── Recorded information
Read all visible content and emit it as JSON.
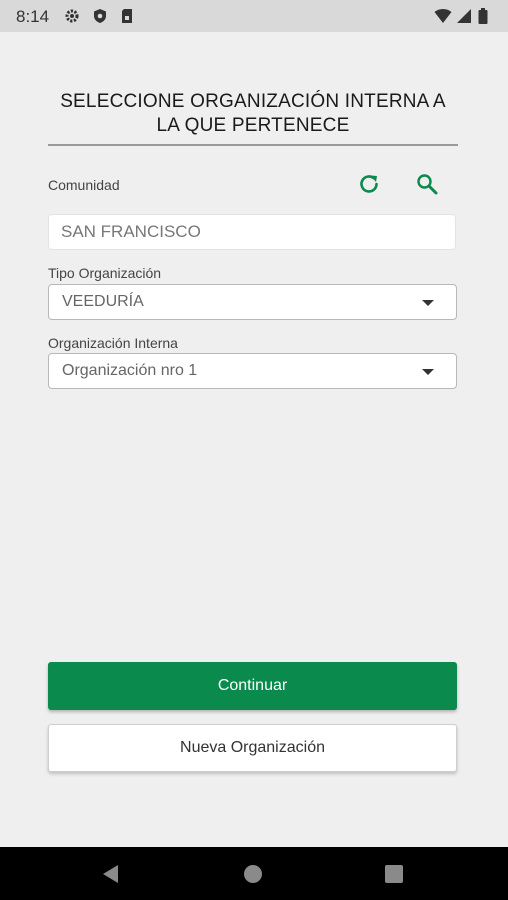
{
  "status_bar": {
    "time": "8:14",
    "left_icons": [
      "gear-icon",
      "shield-icon",
      "sim-card-icon"
    ],
    "right_icons": [
      "wifi-icon",
      "signal-icon",
      "battery-icon"
    ]
  },
  "page": {
    "title": "SELECCIONE ORGANIZACIÓN INTERNA A LA QUE PERTENECE"
  },
  "form": {
    "comunidad_label": "Comunidad",
    "comunidad_value": "SAN FRANCISCO",
    "tipo_label": "Tipo Organización",
    "tipo_value": "VEEDURÍA",
    "organizacion_label": "Organización Interna",
    "organizacion_value": "Organización nro 1"
  },
  "actions": {
    "continue_label": "Continuar",
    "new_org_label": "Nueva Organización"
  },
  "colors": {
    "accent": "#0a8a4c",
    "background": "#efefef"
  }
}
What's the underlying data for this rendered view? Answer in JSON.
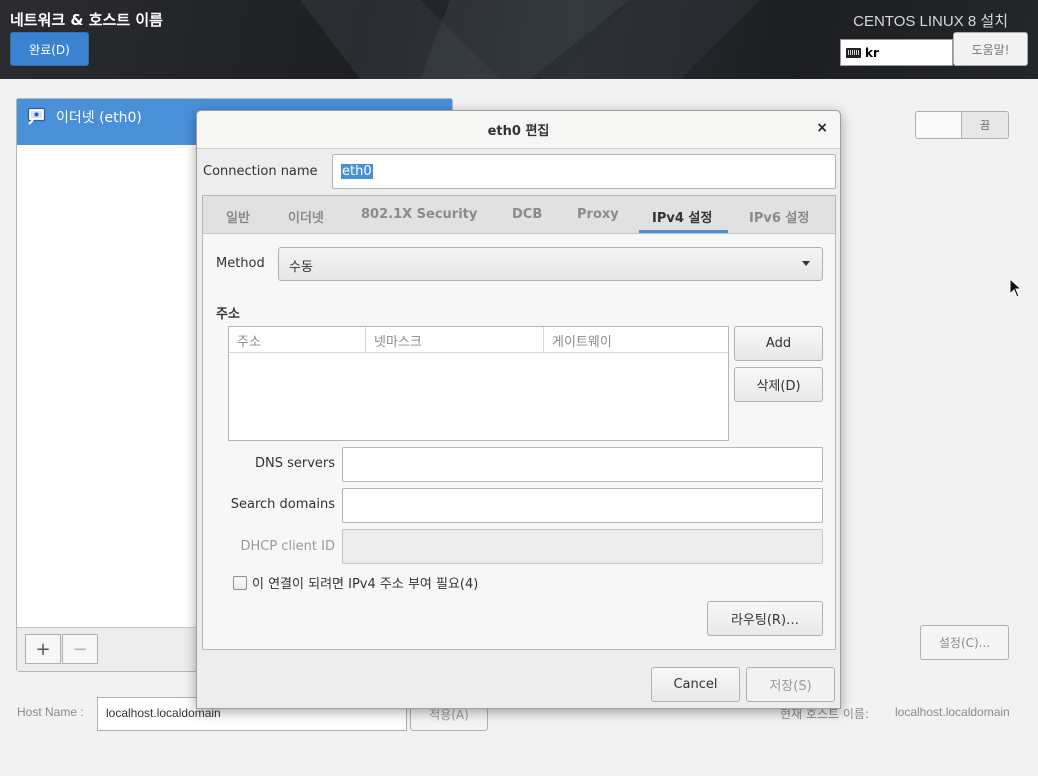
{
  "header": {
    "title": "네트워크 & 호스트 이름",
    "done_label": "완료(D)",
    "install_title": "CENTOS LINUX 8 설치",
    "keyboard_layout": "kr",
    "help_label": "도움말!"
  },
  "connections": {
    "items": [
      {
        "label": "이더넷 (eth0)",
        "icon": "ethernet-icon"
      }
    ],
    "add_label": "+",
    "remove_label": "−"
  },
  "device": {
    "toggle_label": "끔",
    "settings_label": "설정(C)..."
  },
  "hostname": {
    "label": "Host Name :",
    "value": "localhost.localdomain",
    "apply_label": "적용(A)",
    "current_label": "현재 호스트 이름:",
    "current_value": "localhost.localdomain"
  },
  "dialog": {
    "title": "eth0 편집",
    "close_label": "×",
    "connection_name_label": "Connection name",
    "connection_name_value": "eth0",
    "tabs": [
      {
        "label": "일반"
      },
      {
        "label": "이더넷"
      },
      {
        "label": "802.1X Security"
      },
      {
        "label": "DCB"
      },
      {
        "label": "Proxy"
      },
      {
        "label": "IPv4 설정",
        "active": true
      },
      {
        "label": "IPv6 설정"
      }
    ],
    "ipv4": {
      "method_label": "Method",
      "method_value": "수동",
      "addresses_heading": "주소",
      "columns": [
        "주소",
        "넷마스크",
        "게이트웨이"
      ],
      "add_label": "Add",
      "delete_label": "삭제(D)",
      "dns_label": "DNS servers",
      "dns_value": "",
      "search_label": "Search domains",
      "search_value": "",
      "dhcp_label": "DHCP client ID",
      "dhcp_value": "",
      "require_label": "이 연결이 되려면 IPv4 주소 부여 필요(4)",
      "require_checked": false,
      "routes_label": "라우팅(R)…"
    },
    "cancel_label": "Cancel",
    "save_label": "저장(S)"
  },
  "colors": {
    "accent": "#4a90d9",
    "header_bg": "#1f2124"
  }
}
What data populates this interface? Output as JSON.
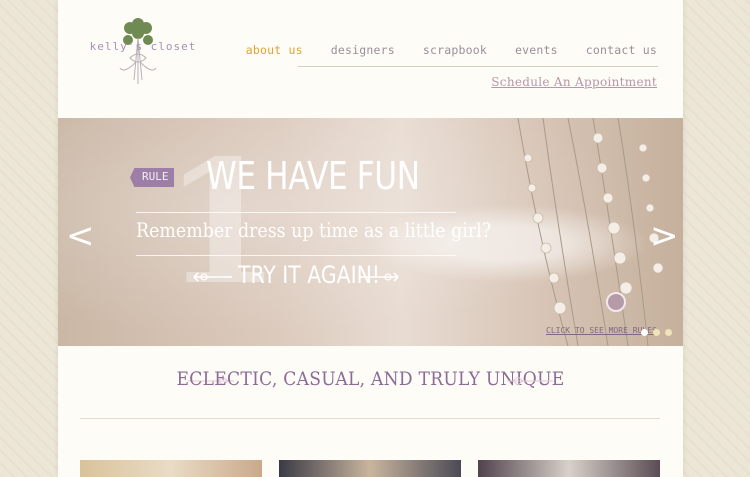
────
■ **Written exercise**
List all lines in the material containing the string "localdomain".

■ **Finished task**
    "value": "localhost.localdomain",
    "current_value": "localhost.localdomain"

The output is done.